*OBJECTIVE*:
Transcribe all of the material exactly.

Extracted records:
──────────────────────────────

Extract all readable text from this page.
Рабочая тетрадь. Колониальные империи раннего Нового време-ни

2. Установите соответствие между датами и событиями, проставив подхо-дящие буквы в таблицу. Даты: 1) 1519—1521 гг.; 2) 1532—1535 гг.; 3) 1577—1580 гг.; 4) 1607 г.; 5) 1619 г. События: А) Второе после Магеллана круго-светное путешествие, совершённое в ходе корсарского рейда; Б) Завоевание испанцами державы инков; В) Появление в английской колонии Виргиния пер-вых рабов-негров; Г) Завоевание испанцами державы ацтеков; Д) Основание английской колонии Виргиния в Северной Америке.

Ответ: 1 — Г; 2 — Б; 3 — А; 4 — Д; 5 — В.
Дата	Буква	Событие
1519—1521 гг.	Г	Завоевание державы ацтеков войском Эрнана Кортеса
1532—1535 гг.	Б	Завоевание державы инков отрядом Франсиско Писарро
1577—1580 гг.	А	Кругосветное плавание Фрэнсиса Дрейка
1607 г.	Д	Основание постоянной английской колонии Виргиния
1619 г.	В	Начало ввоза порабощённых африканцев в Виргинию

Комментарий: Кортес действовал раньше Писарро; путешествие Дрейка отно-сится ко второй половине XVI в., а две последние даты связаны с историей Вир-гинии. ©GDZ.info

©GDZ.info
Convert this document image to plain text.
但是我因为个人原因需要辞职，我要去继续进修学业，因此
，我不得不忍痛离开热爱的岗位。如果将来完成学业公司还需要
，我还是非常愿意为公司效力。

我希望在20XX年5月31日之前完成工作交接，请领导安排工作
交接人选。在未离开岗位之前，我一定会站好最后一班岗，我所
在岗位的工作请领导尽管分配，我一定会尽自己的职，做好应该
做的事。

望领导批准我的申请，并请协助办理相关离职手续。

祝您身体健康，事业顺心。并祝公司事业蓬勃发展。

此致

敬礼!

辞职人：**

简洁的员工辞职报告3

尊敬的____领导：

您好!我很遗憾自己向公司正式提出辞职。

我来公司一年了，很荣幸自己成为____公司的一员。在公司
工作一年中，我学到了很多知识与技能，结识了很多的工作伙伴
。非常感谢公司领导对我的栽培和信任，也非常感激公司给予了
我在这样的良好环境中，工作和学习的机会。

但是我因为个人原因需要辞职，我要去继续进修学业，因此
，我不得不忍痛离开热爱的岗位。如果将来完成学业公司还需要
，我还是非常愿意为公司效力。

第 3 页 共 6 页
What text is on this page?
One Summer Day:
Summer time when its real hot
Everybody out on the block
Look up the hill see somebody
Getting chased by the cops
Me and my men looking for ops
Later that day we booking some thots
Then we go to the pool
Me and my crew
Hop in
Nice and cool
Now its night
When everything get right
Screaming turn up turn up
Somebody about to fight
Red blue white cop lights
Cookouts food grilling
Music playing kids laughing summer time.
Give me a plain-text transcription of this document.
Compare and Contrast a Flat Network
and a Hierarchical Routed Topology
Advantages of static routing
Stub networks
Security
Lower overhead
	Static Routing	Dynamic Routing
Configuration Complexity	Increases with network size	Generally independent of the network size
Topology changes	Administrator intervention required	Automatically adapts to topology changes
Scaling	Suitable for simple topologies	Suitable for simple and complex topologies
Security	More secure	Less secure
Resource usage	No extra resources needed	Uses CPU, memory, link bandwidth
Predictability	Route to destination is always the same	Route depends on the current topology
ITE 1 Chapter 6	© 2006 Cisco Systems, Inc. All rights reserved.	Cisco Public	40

──────────────────────────────

*RESULT*:
Extract all readable text from this page.
Рабочая тетрадь. Колониальные империи раннего Нового време-ни

2. Установите соответствие между датами и событиями, проставив подхо-дящие буквы в таблицу. Даты: 1) 1519—1521 гг.; 2) 1532—1535 гг.; 3) 1577—1580 гг.; 4) 1607 г.; 5) 1619 г. События: А) Второе после Магеллана круго-светное путешествие, совершённое в ходе корсарского рейда; Б) Завоевание испанцами державы инков; В) Появление в английской колонии Виргиния пер-вых рабов-негров; Г) Завоевание испанцами державы ацтеков; Д) Основание английской колонии Виргиния в Северной Америке.

Ответ: 1 — Г; 2 — Б; 3 — А; 4 — Д; 5 — В.
Дата	Буква	Событие
1519—1521 гг.	Г	Завоевание державы ацтеков войском Эрнана Кортеса
1532—1535 гг.	Б	Завоевание державы инков отрядом Франсиско Писарро
1577—1580 гг.	А	Кругосветное плавание Фрэнсиса Дрейка
1607 г.	Д	Основание постоянной английской колонии Виргиния
1619 г.	В	Начало ввоза порабощённых африканцев в Виргинию

Комментарий: Кортес действовал раньше Писарро; путешествие Дрейка отно-сится ко второй половине XVI в., а две последние даты связаны с историей Вир-гинии. ©GDZ.info

©GDZ.info
Convert this document image to plain text.
但是我因为个人原因需要辞职，我要去继续进修学业，因此
，我不得不忍痛离开热爱的岗位。如果将来完成学业公司还需要
，我还是非常愿意为公司效力。

我希望在20XX年5月31日之前完成工作交接，请领导安排工作
交接人选。在未离开岗位之前，我一定会站好最后一班岗，我所
在岗位的工作请领导尽管分配，我一定会尽自己的职，做好应该
做的事。

望领导批准我的申请，并请协助办理相关离职手续。

祝您身体健康，事业顺心。并祝公司事业蓬勃发展。

此致

敬礼!

辞职人：**

简洁的员工辞职报告3

尊敬的____领导：

您好!我很遗憾自己向公司正式提出辞职。

我来公司一年了，很荣幸自己成为____公司的一员。在公司
工作一年中，我学到了很多知识与技能，结识了很多的工作伙伴
。非常感谢公司领导对我的栽培和信任，也非常感激公司给予了
我在这样的良好环境中，工作和学习的机会。

但是我因为个人原因需要辞职，我要去继续进修学业，因此
，我不得不忍痛离开热爱的岗位。如果将来完成学业公司还需要
，我还是非常愿意为公司效力。

第 3 页 共 6 页
What text is on this page?
One Summer Day:
Summer time when its real hot
Everybody out on the block
Look up the hill see somebody
Getting chased by the cops
Me and my men looking for ops
Later that day we booking some thots
Then we go to the pool
Me and my crew
Hop in
Nice and cool
Now its night
When everything get right
Screaming turn up turn up
Somebody about to fight
Red blue white cop lights
Cookouts food grilling
Music playing kids laughing summer time.
Give me a plain-text transcription of this document.
Compare and Contrast a Flat Network
and a Hierarchical Routed Topology
Advantages of static routing
Stub networks
Security
Lower overhead
	Static Routing	Dynamic Routing
Configuration Complexity	Increases with network size	Generally independent of the network size
Topology changes	Administrator intervention required	Automatically adapts to topology changes
Scaling	Suitable for simple topologies	Suitable for simple and complex topologies
Security	More secure	Less secure
Resource usage	No extra resources needed	Uses CPU, memory, link bandwidth
Predictability	Route to destination is always the same	Route depends on the current topology
ITE 1 Chapter 6	© 2006 Cisco Systems, Inc. All rights reserved.	Cisco Public	40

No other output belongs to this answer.